**Problem requirements:**
List the lines of this listing that hold the word "value".

**Provided material:**

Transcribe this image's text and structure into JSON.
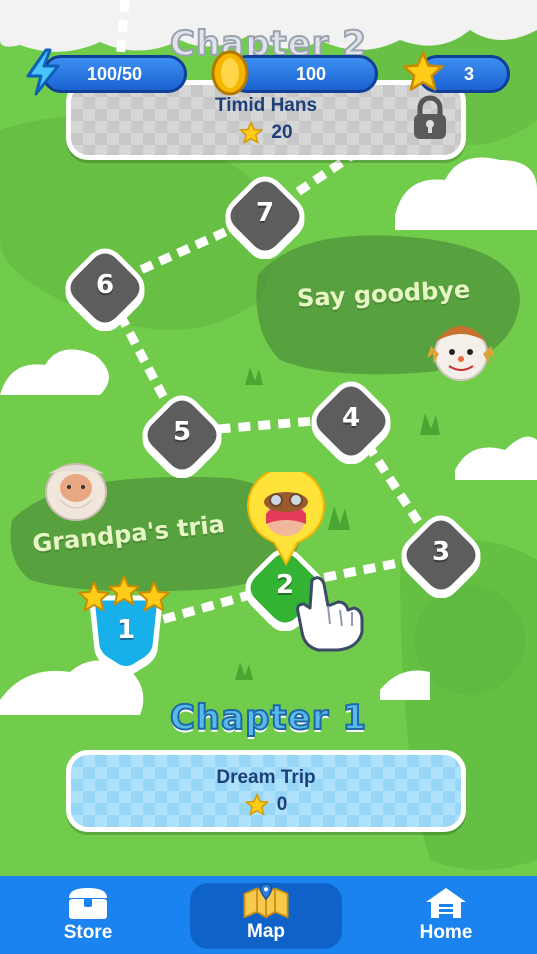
{
  "resources": {
    "energy": {
      "value": "100/50",
      "icon": "lightning-icon"
    },
    "coins": {
      "value": "100",
      "icon": "coin-icon"
    },
    "stars": {
      "value": "3",
      "icon": "star-icon"
    }
  },
  "chapters": [
    {
      "title": "Chapter 2",
      "card_title": "Timid Hans",
      "stars": "20",
      "locked": true
    },
    {
      "title": "Chapter 1",
      "card_title": "Dream Trip",
      "stars": "0",
      "locked": false
    }
  ],
  "regions": [
    {
      "label": "Say goodbye"
    },
    {
      "label": "Grandpa's tria"
    }
  ],
  "levels": [
    {
      "number": "1",
      "state": "completed",
      "stars_earned": 3
    },
    {
      "number": "2",
      "state": "current"
    },
    {
      "number": "3",
      "state": "locked"
    },
    {
      "number": "4",
      "state": "locked"
    },
    {
      "number": "5",
      "state": "locked"
    },
    {
      "number": "6",
      "state": "locked"
    },
    {
      "number": "7",
      "state": "locked"
    }
  ],
  "nav": {
    "store_label": "Store",
    "map_label": "Map",
    "home_label": "Home",
    "active": "Map"
  },
  "colors": {
    "grass": "#6cc84a",
    "level_locked": "#5d5d5d",
    "level_current": "#33b233",
    "level_completed": "#18b0ea",
    "nav_bar": "#1a83f0",
    "chapter_title": "#3aa6de"
  }
}
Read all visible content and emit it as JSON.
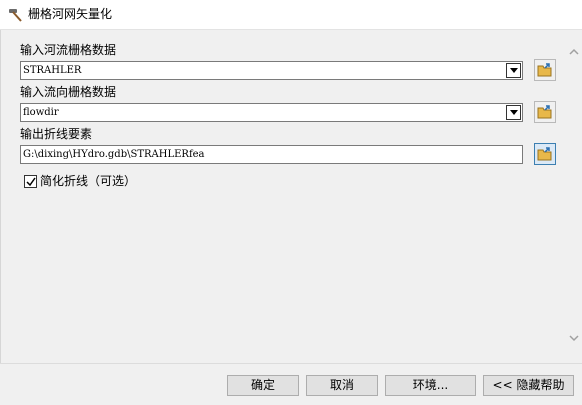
{
  "window": {
    "title": "栅格河网矢量化",
    "icon": "hammer-icon"
  },
  "fields": {
    "input_stream_raster": {
      "label": "输入河流栅格数据",
      "value": "STRAHLER"
    },
    "input_flow_direction": {
      "label": "输入流向栅格数据",
      "value": "flowdir"
    },
    "output_polyline": {
      "label": "输出折线要素",
      "value": "G:\\dixing\\HYdro.gdb\\STRAHLERfea"
    }
  },
  "simplify": {
    "label": "简化折线（可选）",
    "checked": true
  },
  "footer": {
    "ok_label": "确定",
    "cancel_label": "取消",
    "env_label": "环境...",
    "help_label": "<< 隐藏帮助"
  },
  "colors": {
    "background": "#f0f0f0",
    "field_border": "#7a7a7a",
    "folder_yellow": "#e8b84a",
    "active_button_border": "#3c7fb1"
  }
}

**Response:**
      "value": "100/50",
      "value": "100",
      "value": "3",
      "value": "STRAHLER"
      "value": "flowdir"
      "value": "G:\\dixing\\HYdro.gdb\\STRAHLERfea"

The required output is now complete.